:: Work to do ::
Set down the records once more, please, exactly and with the pictures left out.

:: Extracted information ::
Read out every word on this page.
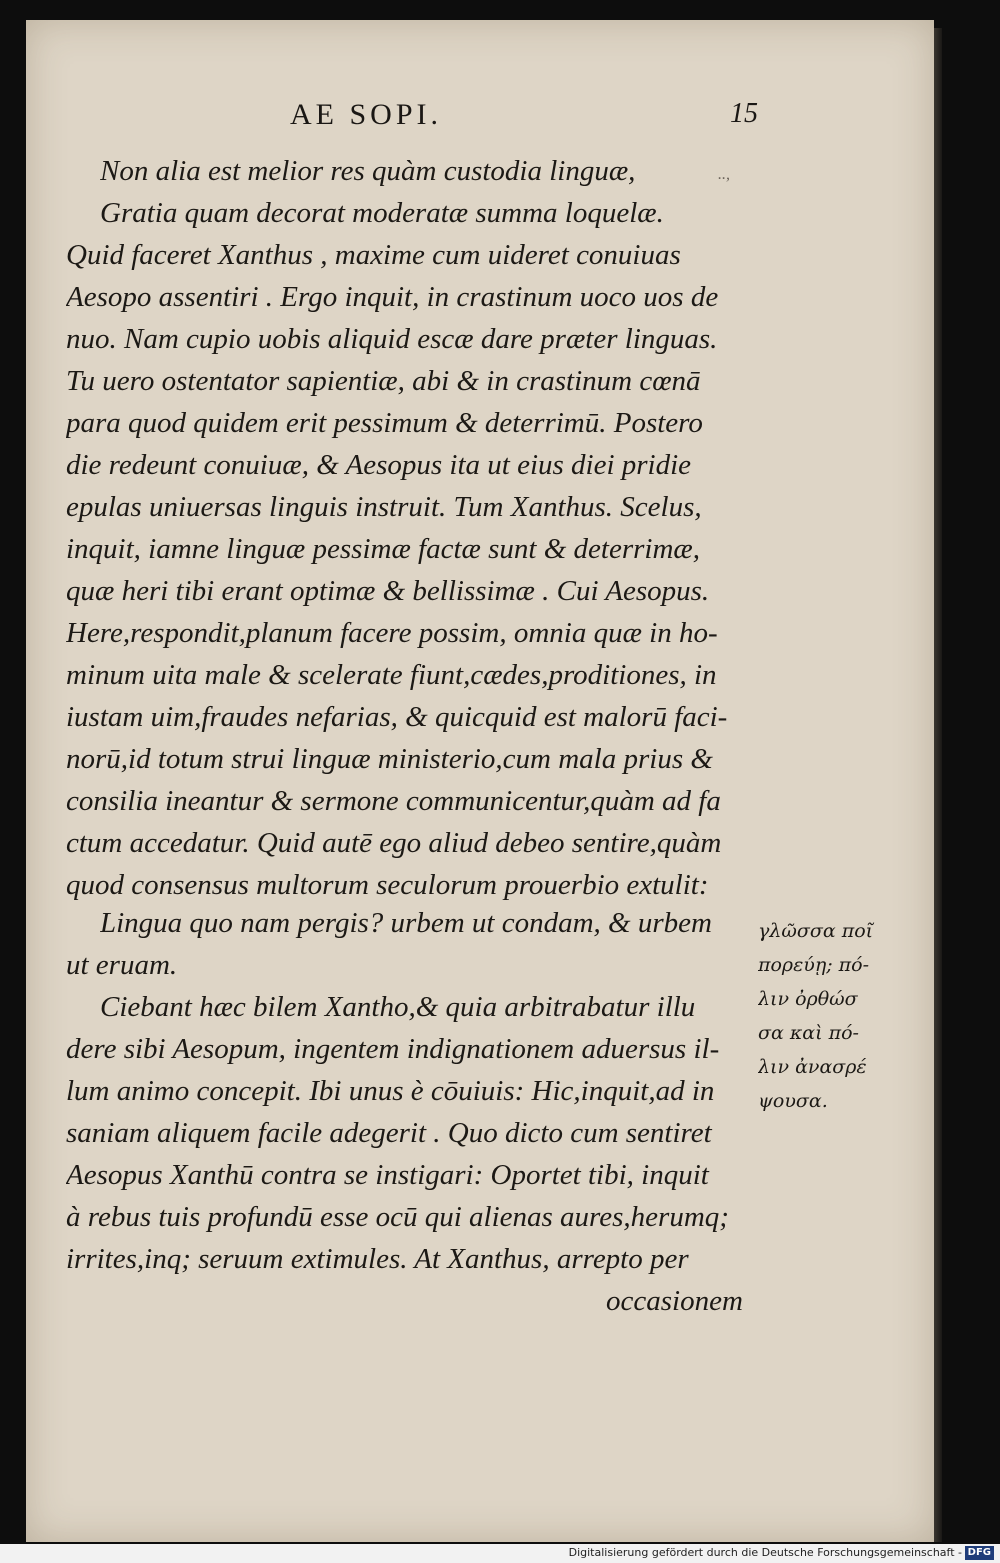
AE SOPI.	15
..,
Non alia est melior res quàm custodia linguæ,
Gratia quam decorat moderatæ summa loquelæ.
Quid faceret Xanthus , maxime cum uideret conuiuas
Aesopo assentiri . Ergo inquit, in crastinum uoco uos de
nuo. Nam cupio uobis aliquid escæ dare præter linguas.
Tu uero ostentator sapientiæ, abi & in crastinum cœnā
para quod quidem erit pessimum & deterrimū. Postero
die redeunt conuiuæ, & Aesopus ita ut eius diei pridie
epulas uniuersas linguis instruit. Tum Xanthus. Scelus,
inquit, iamne linguæ pessimæ factæ sunt & deterrimæ,
quæ heri tibi erant optimæ & bellissimæ . Cui Aesopus.
Here,respondit,planum facere possim, omnia quæ in ho-
minum uita male & scelerate fiunt,cædes,proditiones, in
iustam uim,fraudes nefarias, & quicquid est malorū faci-
norū,id totum strui linguæ ministerio,cum mala prius &
consilia ineantur & sermone communicentur,quàm ad fa
ctum accedatur. Quid autē ego aliud debeo sentire,quàm
quod consensus multorum seculorum prouerbio extulit:
Lingua quo nam pergis? urbem ut condam, & urbem
ut eruam.
Ciebant hæc bilem Xantho,& quia arbitrabatur illu
dere sibi Aesopum, ingentem indignationem aduersus il-
lum animo concepit. Ibi unus è cōuiuis: Hic,inquit,ad in
saniam aliquem facile adegerit . Quo dicto cum sentiret
Aesopus Xanthū contra se instigari: Oportet tibi, inquit
à rebus tuis profundū esse ocū qui alienas aures,herumq;
irrites,inq; seruum extimules. At Xanthus, arrepto per
occasionem
γλῶσσα ποῖ
πορεύῃ; πό-
λιν ὀρθώσ
σα καὶ πό-
λιν ἀνασρέ
ψουσα.
Digitalisierung gefördert durch die Deutsche Forschungsgemeinschaft - DFG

:: Result below ::
Read out every word on this page.
AE SOPI.	15
..,
Non alia est melior res quàm custodia linguæ,
Gratia quam decorat moderatæ summa loquelæ.
Quid faceret Xanthus , maxime cum uideret conuiuas
Aesopo assentiri . Ergo inquit, in crastinum uoco uos de
nuo. Nam cupio uobis aliquid escæ dare præter linguas.
Tu uero ostentator sapientiæ, abi & in crastinum cœnā
para quod quidem erit pessimum & deterrimū. Postero
die redeunt conuiuæ, & Aesopus ita ut eius diei pridie
epulas uniuersas linguis instruit. Tum Xanthus. Scelus,
inquit, iamne linguæ pessimæ factæ sunt & deterrimæ,
quæ heri tibi erant optimæ & bellissimæ . Cui Aesopus.
Here,respondit,planum facere possim, omnia quæ in ho-
minum uita male & scelerate fiunt,cædes,proditiones, in
iustam uim,fraudes nefarias, & quicquid est malorū faci-
norū,id totum strui linguæ ministerio,cum mala prius &
consilia ineantur & sermone communicentur,quàm ad fa
ctum accedatur. Quid autē ego aliud debeo sentire,quàm
quod consensus multorum seculorum prouerbio extulit:
Lingua quo nam pergis? urbem ut condam, & urbem
ut eruam.
Ciebant hæc bilem Xantho,& quia arbitrabatur illu
dere sibi Aesopum, ingentem indignationem aduersus il-
lum animo concepit. Ibi unus è cōuiuis: Hic,inquit,ad in
saniam aliquem facile adegerit . Quo dicto cum sentiret
Aesopus Xanthū contra se instigari: Oportet tibi, inquit
à rebus tuis profundū esse ocū qui alienas aures,herumq;
irrites,inq; seruum extimules. At Xanthus, arrepto per
occasionem
γλῶσσα ποῖ
πορεύῃ; πό-
λιν ὀρθώσ
σα καὶ πό-
λιν ἀνασρέ
ψουσα.
Digitalisierung gefördert durch die Deutsche Forschungsgemeinschaft - DFG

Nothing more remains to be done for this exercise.